GOAL: Write out the listing below without alteration, omitting its pictures.
◆ ◆ ◆ ◆ ◆
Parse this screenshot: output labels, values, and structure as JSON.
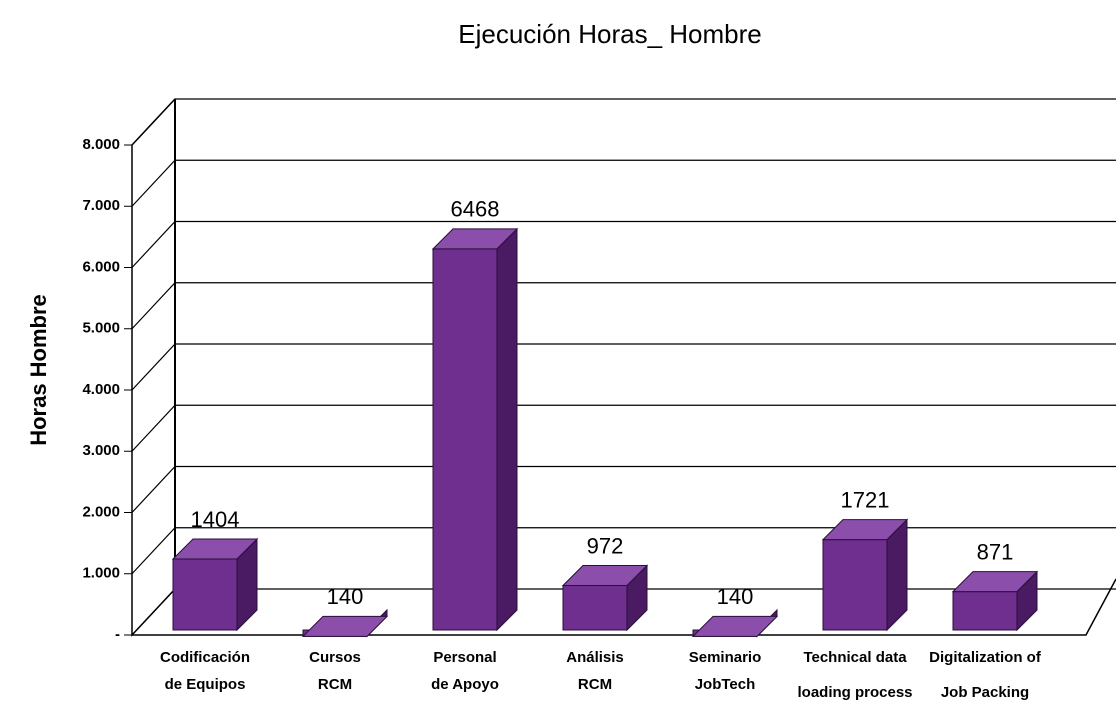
{
  "chart_data": {
    "type": "bar3d",
    "title": "Ejecución Horas_ Hombre",
    "ylabel": "Horas Hombre",
    "categories": [
      [
        "Codificación",
        "de Equipos"
      ],
      [
        "Cursos",
        "RCM"
      ],
      [
        "Personal",
        "de Apoyo"
      ],
      [
        "Análisis",
        "RCM"
      ],
      [
        "Seminario",
        "JobTech"
      ],
      [
        "Technical data",
        "loading process"
      ],
      [
        "Digitalization of",
        "Job Packing"
      ]
    ],
    "values": [
      1404,
      140,
      6468,
      972,
      140,
      1721,
      871
    ],
    "color": "#6e2f8e",
    "ylim": [
      0,
      8000
    ],
    "yticks": [
      {
        "value": 0,
        "label": "-"
      },
      {
        "value": 1000,
        "label": "1.000"
      },
      {
        "value": 2000,
        "label": "2.000"
      },
      {
        "value": 3000,
        "label": "3.000"
      },
      {
        "value": 4000,
        "label": "4.000"
      },
      {
        "value": 5000,
        "label": "5.000"
      },
      {
        "value": 6000,
        "label": "6.000"
      },
      {
        "value": 7000,
        "label": "7.000"
      },
      {
        "value": 8000,
        "label": "8.000"
      }
    ],
    "grid": true
  }
}
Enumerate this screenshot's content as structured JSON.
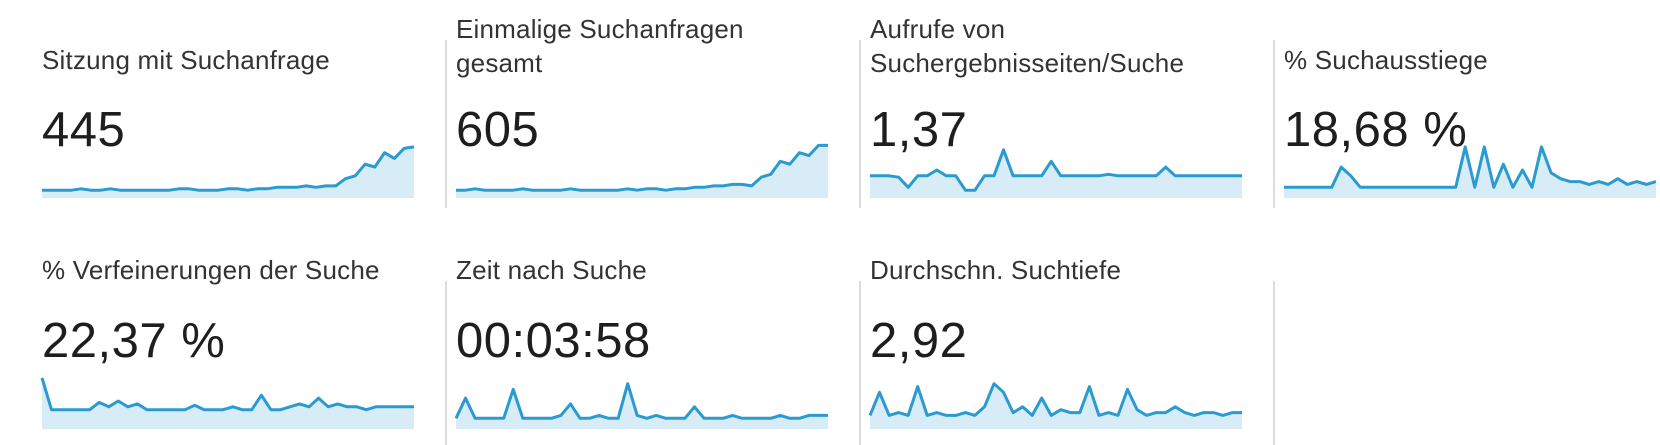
{
  "theme": {
    "line_color": "#2a9bd1",
    "fill_color": "#d7ecf7",
    "divider_color": "#dcdcdc"
  },
  "metrics": [
    {
      "label": "Sitzung mit Suchanfrage",
      "value": "445",
      "sparkline": [
        4,
        4,
        4,
        4,
        5,
        4,
        4,
        5,
        4,
        4,
        4,
        4,
        4,
        4,
        5,
        5,
        4,
        4,
        4,
        5,
        5,
        4,
        5,
        5,
        6,
        6,
        6,
        7,
        6,
        7,
        7,
        12,
        14,
        22,
        20,
        30,
        26,
        33,
        34
      ]
    },
    {
      "label": "Einmalige Suchanfragen\ngesamt",
      "value": "605",
      "sparkline": [
        4,
        4,
        5,
        4,
        4,
        4,
        4,
        5,
        4,
        4,
        4,
        4,
        5,
        4,
        4,
        4,
        4,
        4,
        5,
        4,
        5,
        5,
        4,
        5,
        5,
        6,
        6,
        7,
        7,
        8,
        8,
        7,
        13,
        15,
        24,
        22,
        30,
        28,
        35,
        35
      ]
    },
    {
      "label": "Aufrufe von\nSuchergebnisseiten/Suche",
      "value": "1,37",
      "sparkline": [
        14,
        14,
        14,
        13,
        6,
        14,
        14,
        18,
        14,
        14,
        4,
        4,
        14,
        14,
        32,
        14,
        14,
        14,
        14,
        24,
        14,
        14,
        14,
        14,
        14,
        15,
        14,
        14,
        14,
        14,
        14,
        20,
        14,
        14,
        14,
        14,
        14,
        14,
        14,
        14
      ]
    },
    {
      "label": "% Suchausstiege",
      "value": "18,68 %",
      "sparkline": [
        6,
        6,
        6,
        6,
        6,
        6,
        20,
        14,
        6,
        6,
        6,
        6,
        6,
        6,
        6,
        6,
        6,
        6,
        6,
        34,
        6,
        34,
        6,
        22,
        6,
        18,
        6,
        34,
        16,
        12,
        10,
        10,
        8,
        10,
        8,
        12,
        8,
        10,
        8,
        10
      ]
    },
    {
      "label": "% Verfeinerungen der Suche",
      "value": "22,37 %",
      "sparkline": [
        34,
        12,
        12,
        12,
        12,
        12,
        17,
        14,
        18,
        14,
        16,
        12,
        12,
        12,
        12,
        12,
        15,
        12,
        12,
        12,
        14,
        12,
        12,
        22,
        12,
        12,
        14,
        16,
        14,
        20,
        14,
        16,
        14,
        14,
        12,
        14,
        14,
        14,
        14,
        14
      ]
    },
    {
      "label": "Zeit nach Suche",
      "value": "00:03:58",
      "sparkline": [
        6,
        20,
        6,
        6,
        6,
        6,
        26,
        6,
        6,
        6,
        6,
        8,
        16,
        6,
        6,
        8,
        6,
        6,
        30,
        8,
        6,
        8,
        6,
        6,
        6,
        14,
        6,
        6,
        6,
        8,
        6,
        6,
        6,
        6,
        8,
        6,
        6,
        8,
        8,
        8
      ]
    },
    {
      "label": "Durchschn. Suchtiefe",
      "value": "2,92",
      "sparkline": [
        8,
        24,
        8,
        10,
        8,
        28,
        8,
        10,
        8,
        8,
        10,
        8,
        14,
        30,
        24,
        10,
        14,
        8,
        20,
        8,
        12,
        10,
        10,
        28,
        8,
        10,
        8,
        26,
        12,
        8,
        10,
        10,
        14,
        10,
        8,
        10,
        10,
        8,
        10,
        10
      ]
    }
  ]
}
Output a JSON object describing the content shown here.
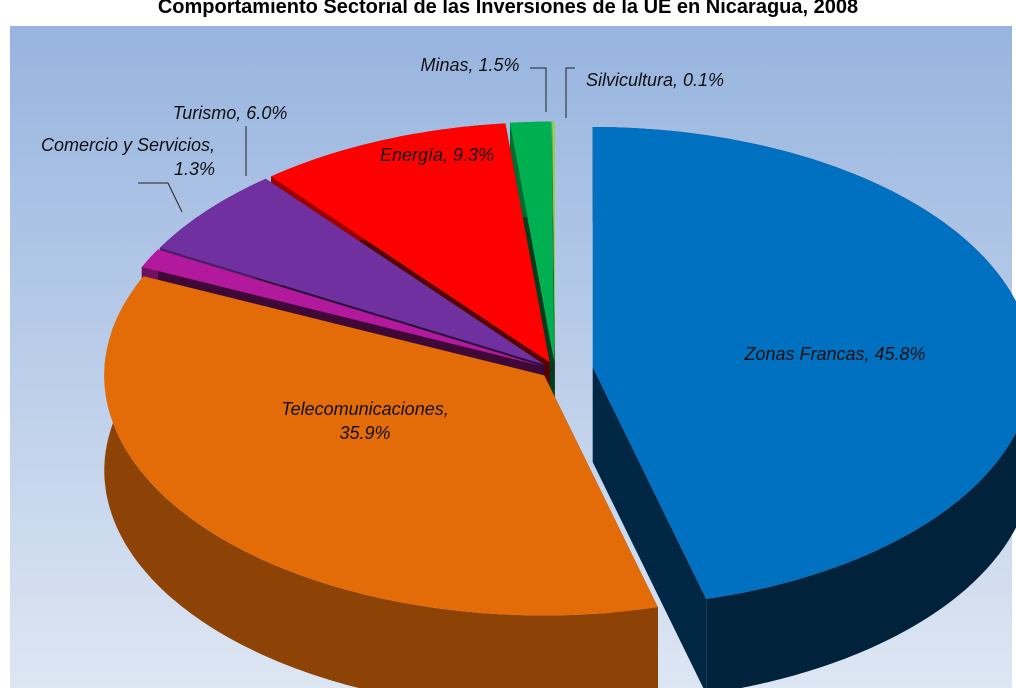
◆ ◆ ◆ ◆ ◆
WRITTEN RESPONSE:
Parse this screenshot: output labels, values, and structure as JSON.
{
  "chart_data": {
    "type": "bar3d",
    "title": "Ejecución Horas_ Hombre",
    "ylabel": "Horas Hombre",
    "categories": [
      [
        "Codificación",
        "de Equipos"
      ],
      [
        "Cursos",
        "RCM"
      ],
      [
        "Personal",
        "de Apoyo"
      ],
      [
        "Análisis",
        "RCM"
      ],
      [
        "Seminario",
        "JobTech"
      ],
      [
        "Technical data",
        "loading process"
      ],
      [
        "Digitalization of",
        "Job Packing"
      ]
    ],
    "values": [
      1404,
      140,
      6468,
      972,
      140,
      1721,
      871
    ],
    "color": "#6e2f8e",
    "ylim": [
      0,
      8000
    ],
    "yticks": [
      {
        "value": 0,
        "label": "-"
      },
      {
        "value": 1000,
        "label": "1.000"
      },
      {
        "value": 2000,
        "label": "2.000"
      },
      {
        "value": 3000,
        "label": "3.000"
      },
      {
        "value": 4000,
        "label": "4.000"
      },
      {
        "value": 5000,
        "label": "5.000"
      },
      {
        "value": 6000,
        "label": "6.000"
      },
      {
        "value": 7000,
        "label": "7.000"
      },
      {
        "value": 8000,
        "label": "8.000"
      }
    ],
    "grid": true
  }
}
Enumerate this screenshot's content as structured JSON.
{
  "theme": {
    "line_color": "#2a9bd1",
    "fill_color": "#d7ecf7",
    "divider_color": "#dcdcdc"
  },
  "metrics": [
    {
      "label": "Sitzung mit Suchanfrage",
      "value": "445",
      "sparkline": [
        4,
        4,
        4,
        4,
        5,
        4,
        4,
        5,
        4,
        4,
        4,
        4,
        4,
        4,
        5,
        5,
        4,
        4,
        4,
        5,
        5,
        4,
        5,
        5,
        6,
        6,
        6,
        7,
        6,
        7,
        7,
        12,
        14,
        22,
        20,
        30,
        26,
        33,
        34
      ]
    },
    {
      "label": "Einmalige Suchanfragen\ngesamt",
      "value": "605",
      "sparkline": [
        4,
        4,
        5,
        4,
        4,
        4,
        4,
        5,
        4,
        4,
        4,
        4,
        5,
        4,
        4,
        4,
        4,
        4,
        5,
        4,
        5,
        5,
        4,
        5,
        5,
        6,
        6,
        7,
        7,
        8,
        8,
        7,
        13,
        15,
        24,
        22,
        30,
        28,
        35,
        35
      ]
    },
    {
      "label": "Aufrufe von\nSuchergebnisseiten/Suche",
      "value": "1,37",
      "sparkline": [
        14,
        14,
        14,
        13,
        6,
        14,
        14,
        18,
        14,
        14,
        4,
        4,
        14,
        14,
        32,
        14,
        14,
        14,
        14,
        24,
        14,
        14,
        14,
        14,
        14,
        15,
        14,
        14,
        14,
        14,
        14,
        20,
        14,
        14,
        14,
        14,
        14,
        14,
        14,
        14
      ]
    },
    {
      "label": "% Suchausstiege",
      "value": "18,68 %",
      "sparkline": [
        6,
        6,
        6,
        6,
        6,
        6,
        20,
        14,
        6,
        6,
        6,
        6,
        6,
        6,
        6,
        6,
        6,
        6,
        6,
        34,
        6,
        34,
        6,
        22,
        6,
        18,
        6,
        34,
        16,
        12,
        10,
        10,
        8,
        10,
        8,
        12,
        8,
        10,
        8,
        10
      ]
    },
    {
      "label": "% Verfeinerungen der Suche",
      "value": "22,37 %",
      "sparkline": [
        34,
        12,
        12,
        12,
        12,
        12,
        17,
        14,
        18,
        14,
        16,
        12,
        12,
        12,
        12,
        12,
        15,
        12,
        12,
        12,
        14,
        12,
        12,
        22,
        12,
        12,
        14,
        16,
        14,
        20,
        14,
        16,
        14,
        14,
        12,
        14,
        14,
        14,
        14,
        14
      ]
    },
    {
      "label": "Zeit nach Suche",
      "value": "00:03:58",
      "sparkline": [
        6,
        20,
        6,
        6,
        6,
        6,
        26,
        6,
        6,
        6,
        6,
        8,
        16,
        6,
        6,
        8,
        6,
        6,
        30,
        8,
        6,
        8,
        6,
        6,
        6,
        14,
        6,
        6,
        6,
        8,
        6,
        6,
        6,
        6,
        8,
        6,
        6,
        8,
        8,
        8
      ]
    },
    {
      "label": "Durchschn. Suchtiefe",
      "value": "2,92",
      "sparkline": [
        8,
        24,
        8,
        10,
        8,
        28,
        8,
        10,
        8,
        8,
        10,
        8,
        14,
        30,
        24,
        10,
        14,
        8,
        20,
        8,
        12,
        10,
        10,
        28,
        8,
        10,
        8,
        26,
        12,
        8,
        10,
        10,
        14,
        10,
        8,
        10,
        10,
        8,
        10,
        10
      ]
    }
  ]
}
Output a JSON object describing the content shown here.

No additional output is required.